Give a verbatim quotation of every record.

══ Records to process ══

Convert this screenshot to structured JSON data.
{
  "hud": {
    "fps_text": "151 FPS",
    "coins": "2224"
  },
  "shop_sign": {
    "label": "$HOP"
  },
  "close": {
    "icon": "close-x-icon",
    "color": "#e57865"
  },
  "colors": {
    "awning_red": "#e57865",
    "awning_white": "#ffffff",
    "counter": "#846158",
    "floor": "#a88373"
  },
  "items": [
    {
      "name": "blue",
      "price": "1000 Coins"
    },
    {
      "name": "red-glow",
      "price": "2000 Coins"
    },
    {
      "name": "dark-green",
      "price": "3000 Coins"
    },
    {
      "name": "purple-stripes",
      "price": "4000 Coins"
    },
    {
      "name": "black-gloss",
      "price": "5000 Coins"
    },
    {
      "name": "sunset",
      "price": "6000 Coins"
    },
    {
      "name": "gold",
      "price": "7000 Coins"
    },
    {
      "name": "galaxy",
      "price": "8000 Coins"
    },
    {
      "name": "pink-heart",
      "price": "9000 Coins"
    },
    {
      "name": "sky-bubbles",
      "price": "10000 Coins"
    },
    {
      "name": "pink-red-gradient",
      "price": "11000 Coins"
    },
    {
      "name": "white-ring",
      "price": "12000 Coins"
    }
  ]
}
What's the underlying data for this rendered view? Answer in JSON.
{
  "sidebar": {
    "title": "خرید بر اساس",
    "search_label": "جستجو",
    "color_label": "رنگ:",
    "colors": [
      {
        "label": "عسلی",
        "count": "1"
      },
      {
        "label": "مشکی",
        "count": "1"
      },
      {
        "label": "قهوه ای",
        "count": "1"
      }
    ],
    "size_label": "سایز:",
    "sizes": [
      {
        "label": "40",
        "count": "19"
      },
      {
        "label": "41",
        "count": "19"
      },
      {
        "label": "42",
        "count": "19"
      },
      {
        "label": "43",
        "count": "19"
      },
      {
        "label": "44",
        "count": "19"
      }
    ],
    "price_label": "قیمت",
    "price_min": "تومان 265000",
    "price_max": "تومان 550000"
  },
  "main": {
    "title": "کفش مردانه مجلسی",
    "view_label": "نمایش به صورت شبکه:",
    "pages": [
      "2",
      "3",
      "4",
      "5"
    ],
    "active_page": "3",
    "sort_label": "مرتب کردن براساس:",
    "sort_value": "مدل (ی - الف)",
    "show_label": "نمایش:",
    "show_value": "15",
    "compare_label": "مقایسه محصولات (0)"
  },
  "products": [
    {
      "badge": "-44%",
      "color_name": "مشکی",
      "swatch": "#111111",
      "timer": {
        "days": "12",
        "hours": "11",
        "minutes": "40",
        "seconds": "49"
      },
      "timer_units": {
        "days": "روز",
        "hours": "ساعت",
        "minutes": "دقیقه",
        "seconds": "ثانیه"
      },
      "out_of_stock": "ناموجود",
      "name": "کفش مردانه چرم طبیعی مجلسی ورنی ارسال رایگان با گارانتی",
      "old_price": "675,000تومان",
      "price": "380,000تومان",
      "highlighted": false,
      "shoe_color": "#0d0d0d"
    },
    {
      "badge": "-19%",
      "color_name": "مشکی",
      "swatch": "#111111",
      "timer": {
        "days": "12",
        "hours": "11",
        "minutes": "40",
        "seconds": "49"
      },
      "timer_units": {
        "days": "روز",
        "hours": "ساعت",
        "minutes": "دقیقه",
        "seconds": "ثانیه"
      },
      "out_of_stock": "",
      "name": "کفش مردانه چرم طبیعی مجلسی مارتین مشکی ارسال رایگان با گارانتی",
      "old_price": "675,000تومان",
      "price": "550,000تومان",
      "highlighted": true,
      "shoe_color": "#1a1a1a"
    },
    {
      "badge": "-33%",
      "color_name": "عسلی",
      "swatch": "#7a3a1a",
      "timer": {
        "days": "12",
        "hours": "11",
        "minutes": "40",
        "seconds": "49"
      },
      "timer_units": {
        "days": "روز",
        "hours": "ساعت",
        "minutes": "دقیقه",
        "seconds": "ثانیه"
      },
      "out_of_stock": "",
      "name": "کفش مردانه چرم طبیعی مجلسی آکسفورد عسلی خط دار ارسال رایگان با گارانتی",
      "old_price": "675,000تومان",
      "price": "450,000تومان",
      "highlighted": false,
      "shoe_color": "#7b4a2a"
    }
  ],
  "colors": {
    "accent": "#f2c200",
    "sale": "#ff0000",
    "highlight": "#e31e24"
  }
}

═══

• The result:
Convert this screenshot to structured JSON data.
{
  "hud": {
    "fps_text": "151 FPS",
    "coins": "2224"
  },
  "shop_sign": {
    "label": "$HOP"
  },
  "close": {
    "icon": "close-x-icon",
    "color": "#e57865"
  },
  "colors": {
    "awning_red": "#e57865",
    "awning_white": "#ffffff",
    "counter": "#846158",
    "floor": "#a88373"
  },
  "items": [
    {
      "name": "blue",
      "price": "1000 Coins"
    },
    {
      "name": "red-glow",
      "price": "2000 Coins"
    },
    {
      "name": "dark-green",
      "price": "3000 Coins"
    },
    {
      "name": "purple-stripes",
      "price": "4000 Coins"
    },
    {
      "name": "black-gloss",
      "price": "5000 Coins"
    },
    {
      "name": "sunset",
      "price": "6000 Coins"
    },
    {
      "name": "gold",
      "price": "7000 Coins"
    },
    {
      "name": "galaxy",
      "price": "8000 Coins"
    },
    {
      "name": "pink-heart",
      "price": "9000 Coins"
    },
    {
      "name": "sky-bubbles",
      "price": "10000 Coins"
    },
    {
      "name": "pink-red-gradient",
      "price": "11000 Coins"
    },
    {
      "name": "white-ring",
      "price": "12000 Coins"
    }
  ]
}
What's the underlying data for this rendered view? Answer in JSON.
{
  "sidebar": {
    "title": "خرید بر اساس",
    "search_label": "جستجو",
    "color_label": "رنگ:",
    "colors": [
      {
        "label": "عسلی",
        "count": "1"
      },
      {
        "label": "مشکی",
        "count": "1"
      },
      {
        "label": "قهوه ای",
        "count": "1"
      }
    ],
    "size_label": "سایز:",
    "sizes": [
      {
        "label": "40",
        "count": "19"
      },
      {
        "label": "41",
        "count": "19"
      },
      {
        "label": "42",
        "count": "19"
      },
      {
        "label": "43",
        "count": "19"
      },
      {
        "label": "44",
        "count": "19"
      }
    ],
    "price_label": "قیمت",
    "price_min": "تومان 265000",
    "price_max": "تومان 550000"
  },
  "main": {
    "title": "کفش مردانه مجلسی",
    "view_label": "نمایش به صورت شبکه:",
    "pages": [
      "2",
      "3",
      "4",
      "5"
    ],
    "active_page": "3",
    "sort_label": "مرتب کردن براساس:",
    "sort_value": "مدل (ی - الف)",
    "show_label": "نمایش:",
    "show_value": "15",
    "compare_label": "مقایسه محصولات (0)"
  },
  "products": [
    {
      "badge": "-44%",
      "color_name": "مشکی",
      "swatch": "#111111",
      "timer": {
        "days": "12",
        "hours": "11",
        "minutes": "40",
        "seconds": "49"
      },
      "timer_units": {
        "days": "روز",
        "hours": "ساعت",
        "minutes": "دقیقه",
        "seconds": "ثانیه"
      },
      "out_of_stock": "ناموجود",
      "name": "کفش مردانه چرم طبیعی مجلسی ورنی ارسال رایگان با گارانتی",
      "old_price": "675,000تومان",
      "price": "380,000تومان",
      "highlighted": false,
      "shoe_color": "#0d0d0d"
    },
    {
      "badge": "-19%",
      "color_name": "مشکی",
      "swatch": "#111111",
      "timer": {
        "days": "12",
        "hours": "11",
        "minutes": "40",
        "seconds": "49"
      },
      "timer_units": {
        "days": "روز",
        "hours": "ساعت",
        "minutes": "دقیقه",
        "seconds": "ثانیه"
      },
      "out_of_stock": "",
      "name": "کفش مردانه چرم طبیعی مجلسی مارتین مشکی ارسال رایگان با گارانتی",
      "old_price": "675,000تومان",
      "price": "550,000تومان",
      "highlighted": true,
      "shoe_color": "#1a1a1a"
    },
    {
      "badge": "-33%",
      "color_name": "عسلی",
      "swatch": "#7a3a1a",
      "timer": {
        "days": "12",
        "hours": "11",
        "minutes": "40",
        "seconds": "49"
      },
      "timer_units": {
        "days": "روز",
        "hours": "ساعت",
        "minutes": "دقیقه",
        "seconds": "ثانیه"
      },
      "out_of_stock": "",
      "name": "کفش مردانه چرم طبیعی مجلسی آکسفورد عسلی خط دار ارسال رایگان با گارانتی",
      "old_price": "675,000تومان",
      "price": "450,000تومان",
      "highlighted": false,
      "shoe_color": "#7b4a2a"
    }
  ],
  "colors": {
    "accent": "#f2c200",
    "sale": "#ff0000",
    "highlight": "#e31e24"
  }
}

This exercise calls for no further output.